+++ Data for processing +++

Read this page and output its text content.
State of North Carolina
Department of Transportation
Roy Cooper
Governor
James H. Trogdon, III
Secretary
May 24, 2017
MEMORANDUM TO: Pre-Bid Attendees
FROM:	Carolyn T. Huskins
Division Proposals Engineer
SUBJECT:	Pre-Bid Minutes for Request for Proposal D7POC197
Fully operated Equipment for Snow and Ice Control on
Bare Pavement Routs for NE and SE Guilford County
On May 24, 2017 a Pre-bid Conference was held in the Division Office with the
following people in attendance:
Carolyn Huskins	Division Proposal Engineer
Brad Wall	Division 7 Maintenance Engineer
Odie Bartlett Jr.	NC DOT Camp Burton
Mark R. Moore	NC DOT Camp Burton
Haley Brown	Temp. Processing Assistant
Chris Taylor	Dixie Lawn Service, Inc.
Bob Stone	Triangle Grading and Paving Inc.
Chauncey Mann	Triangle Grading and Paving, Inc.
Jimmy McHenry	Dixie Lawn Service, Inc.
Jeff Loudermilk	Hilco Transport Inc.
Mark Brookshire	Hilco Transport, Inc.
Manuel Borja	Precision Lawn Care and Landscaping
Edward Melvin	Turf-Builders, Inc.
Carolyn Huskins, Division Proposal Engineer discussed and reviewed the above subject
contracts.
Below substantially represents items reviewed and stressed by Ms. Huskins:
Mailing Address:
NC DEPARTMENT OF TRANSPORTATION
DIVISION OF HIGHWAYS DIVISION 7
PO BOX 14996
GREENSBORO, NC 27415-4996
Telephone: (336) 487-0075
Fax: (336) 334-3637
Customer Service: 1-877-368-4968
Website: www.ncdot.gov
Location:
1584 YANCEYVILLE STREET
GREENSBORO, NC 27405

+++

Set task => Please reproduce all of the entries exactly as they stand.

Expected output =>
Read this page and output its text content.
State of North Carolina
Department of Transportation
Roy Cooper
Governor
James H. Trogdon, III
Secretary
May 24, 2017
MEMORANDUM TO: Pre-Bid Attendees
FROM:	Carolyn T. Huskins
Division Proposals Engineer
SUBJECT:	Pre-Bid Minutes for Request for Proposal D7POC197
Fully operated Equipment for Snow and Ice Control on
Bare Pavement Routs for NE and SE Guilford County
On May 24, 2017 a Pre-bid Conference was held in the Division Office with the
following people in attendance:
Carolyn Huskins	Division Proposal Engineer
Brad Wall	Division 7 Maintenance Engineer
Odie Bartlett Jr.	NC DOT Camp Burton
Mark R. Moore	NC DOT Camp Burton
Haley Brown	Temp. Processing Assistant
Chris Taylor	Dixie Lawn Service, Inc.
Bob Stone	Triangle Grading and Paving Inc.
Chauncey Mann	Triangle Grading and Paving, Inc.
Jimmy McHenry	Dixie Lawn Service, Inc.
Jeff Loudermilk	Hilco Transport Inc.
Mark Brookshire	Hilco Transport, Inc.
Manuel Borja	Precision Lawn Care and Landscaping
Edward Melvin	Turf-Builders, Inc.
Carolyn Huskins, Division Proposal Engineer discussed and reviewed the above subject
contracts.
Below substantially represents items reviewed and stressed by Ms. Huskins:
Mailing Address:
NC DEPARTMENT OF TRANSPORTATION
DIVISION OF HIGHWAYS DIVISION 7
PO BOX 14996
GREENSBORO, NC 27415-4996
Telephone: (336) 487-0075
Fax: (336) 334-3637
Customer Service: 1-877-368-4968
Website: www.ncdot.gov
Location:
1584 YANCEYVILLE STREET
GREENSBORO, NC 27405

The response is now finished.